Exercise aim
Repeat the whole of the data, keeping every detail the same.

Records shown
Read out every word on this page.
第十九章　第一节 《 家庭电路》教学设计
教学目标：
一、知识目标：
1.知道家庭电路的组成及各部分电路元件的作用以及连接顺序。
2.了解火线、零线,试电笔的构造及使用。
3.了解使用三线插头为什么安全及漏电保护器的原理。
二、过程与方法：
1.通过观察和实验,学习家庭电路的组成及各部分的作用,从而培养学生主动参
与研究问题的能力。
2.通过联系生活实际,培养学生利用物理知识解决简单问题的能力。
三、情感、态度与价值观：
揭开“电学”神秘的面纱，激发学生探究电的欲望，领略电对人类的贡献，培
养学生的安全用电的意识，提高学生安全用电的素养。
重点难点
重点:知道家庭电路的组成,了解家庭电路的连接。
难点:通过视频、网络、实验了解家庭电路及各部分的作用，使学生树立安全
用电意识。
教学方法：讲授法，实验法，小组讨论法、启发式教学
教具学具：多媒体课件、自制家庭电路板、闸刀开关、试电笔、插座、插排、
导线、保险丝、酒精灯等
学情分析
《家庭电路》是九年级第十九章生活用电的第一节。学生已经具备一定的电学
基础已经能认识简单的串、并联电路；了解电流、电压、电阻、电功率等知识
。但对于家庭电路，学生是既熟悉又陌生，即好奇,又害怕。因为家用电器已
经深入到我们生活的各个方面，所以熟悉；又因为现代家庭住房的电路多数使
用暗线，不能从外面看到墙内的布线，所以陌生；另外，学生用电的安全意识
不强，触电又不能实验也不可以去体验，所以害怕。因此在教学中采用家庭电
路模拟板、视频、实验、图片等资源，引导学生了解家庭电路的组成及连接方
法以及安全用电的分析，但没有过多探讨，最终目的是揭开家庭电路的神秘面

In response
Read out every word on this page.
第十九章　第一节 《 家庭电路》教学设计
教学目标：
一、知识目标：
1.知道家庭电路的组成及各部分电路元件的作用以及连接顺序。
2.了解火线、零线,试电笔的构造及使用。
3.了解使用三线插头为什么安全及漏电保护器的原理。
二、过程与方法：
1.通过观察和实验,学习家庭电路的组成及各部分的作用,从而培养学生主动参
与研究问题的能力。
2.通过联系生活实际,培养学生利用物理知识解决简单问题的能力。
三、情感、态度与价值观：
揭开“电学”神秘的面纱，激发学生探究电的欲望，领略电对人类的贡献，培
养学生的安全用电的意识，提高学生安全用电的素养。
重点难点
重点:知道家庭电路的组成,了解家庭电路的连接。
难点:通过视频、网络、实验了解家庭电路及各部分的作用，使学生树立安全
用电意识。
教学方法：讲授法，实验法，小组讨论法、启发式教学
教具学具：多媒体课件、自制家庭电路板、闸刀开关、试电笔、插座、插排、
导线、保险丝、酒精灯等
学情分析
《家庭电路》是九年级第十九章生活用电的第一节。学生已经具备一定的电学
基础已经能认识简单的串、并联电路；了解电流、电压、电阻、电功率等知识
。但对于家庭电路，学生是既熟悉又陌生，即好奇,又害怕。因为家用电器已
经深入到我们生活的各个方面，所以熟悉；又因为现代家庭住房的电路多数使
用暗线，不能从外面看到墙内的布线，所以陌生；另外，学生用电的安全意识
不强，触电又不能实验也不可以去体验，所以害怕。因此在教学中采用家庭电
路模拟板、视频、实验、图片等资源，引导学生了解家庭电路的组成及连接方
法以及安全用电的分析，但没有过多探讨，最终目的是揭开家庭电路的神秘面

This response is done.